BEGIN ENTRIES

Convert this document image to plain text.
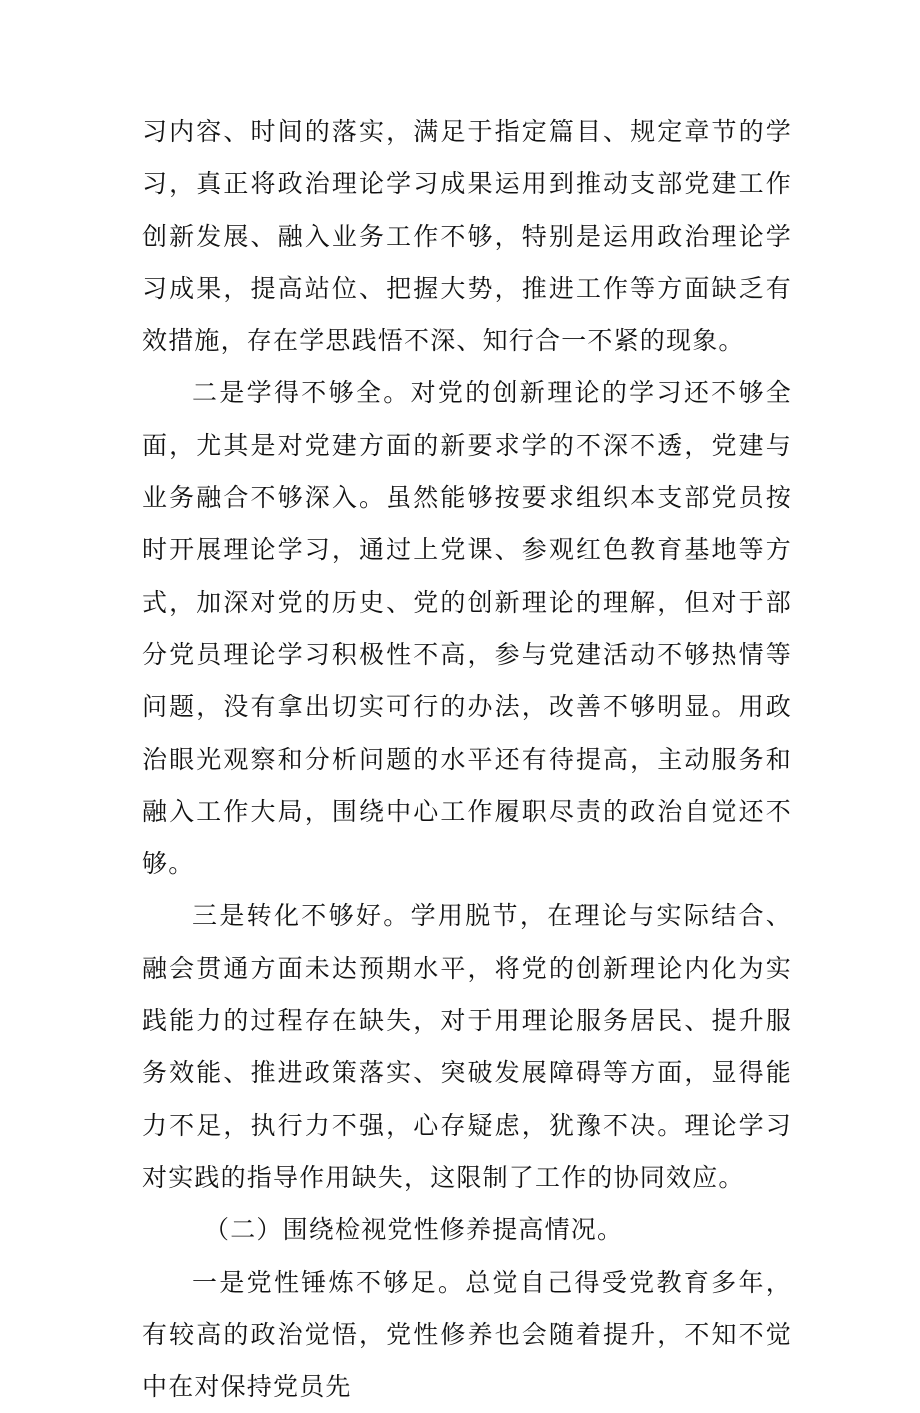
习内容、时间的落实，满足于指定篇目、规定章节的学习，真正将政治理论学习成果运用到推动支部党建工作创新发展、融入业务工作不够，特别是运用政治理论学习成果，提高站位、把握大势，推进工作等方面缺乏有效措施，存在学思践悟不深、知行合一不紧的现象。

二是学得不够全。对党的创新理论的学习还不够全面，尤其是对党建方面的新要求学的不深不透，党建与业务融合不够深入。虽然能够按要求组织本支部党员按时开展理论学习，通过上党课、参观红色教育基地等方式，加深对党的历史、党的创新理论的理解，但对于部分党员理论学习积极性不高，参与党建活动不够热情等问题，没有拿出切实可行的办法，改善不够明显。用政治眼光观察和分析问题的水平还有待提高，主动服务和融入工作大局，围绕中心工作履职尽责的政治自觉还不够。

三是转化不够好。学用脱节，在理论与实际结合、融会贯通方面未达预期水平，将党的创新理论内化为实践能力的过程存在缺失，对于用理论服务居民、提升服务效能、推进政策落实、突破发展障碍等方面，显得能力不足，执行力不强，心存疑虑，犹豫不决。理论学习对实践的指导作用缺失，这限制了工作的协同效应。

（二）围绕检视党性修养提高情况。

一是党性锤炼不够足。总觉自己得受党教育多年，有较高的政治觉悟，党性修养也会随着提升，不知不觉中在对保持党员先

END ENTRIES

THE REQUEST:
Restate each line of the records exactly; pictures do not belong in the copy.

WORKED SOLUTION:
Convert this document image to plain text.
习内容、时间的落实，满足于指定篇目、规定章节的学习，真正将政治理论学习成果运用到推动支部党建工作创新发展、融入业务工作不够，特别是运用政治理论学习成果，提高站位、把握大势，推进工作等方面缺乏有效措施，存在学思践悟不深、知行合一不紧的现象。

二是学得不够全。对党的创新理论的学习还不够全面，尤其是对党建方面的新要求学的不深不透，党建与业务融合不够深入。虽然能够按要求组织本支部党员按时开展理论学习，通过上党课、参观红色教育基地等方式，加深对党的历史、党的创新理论的理解，但对于部分党员理论学习积极性不高，参与党建活动不够热情等问题，没有拿出切实可行的办法，改善不够明显。用政治眼光观察和分析问题的水平还有待提高，主动服务和融入工作大局，围绕中心工作履职尽责的政治自觉还不够。

三是转化不够好。学用脱节，在理论与实际结合、融会贯通方面未达预期水平，将党的创新理论内化为实践能力的过程存在缺失，对于用理论服务居民、提升服务效能、推进政策落实、突破发展障碍等方面，显得能力不足，执行力不强，心存疑虑，犹豫不决。理论学习对实践的指导作用缺失，这限制了工作的协同效应。

（二）围绕检视党性修养提高情况。

一是党性锤炼不够足。总觉自己得受党教育多年，有较高的政治觉悟，党性修养也会随着提升，不知不觉中在对保持党员先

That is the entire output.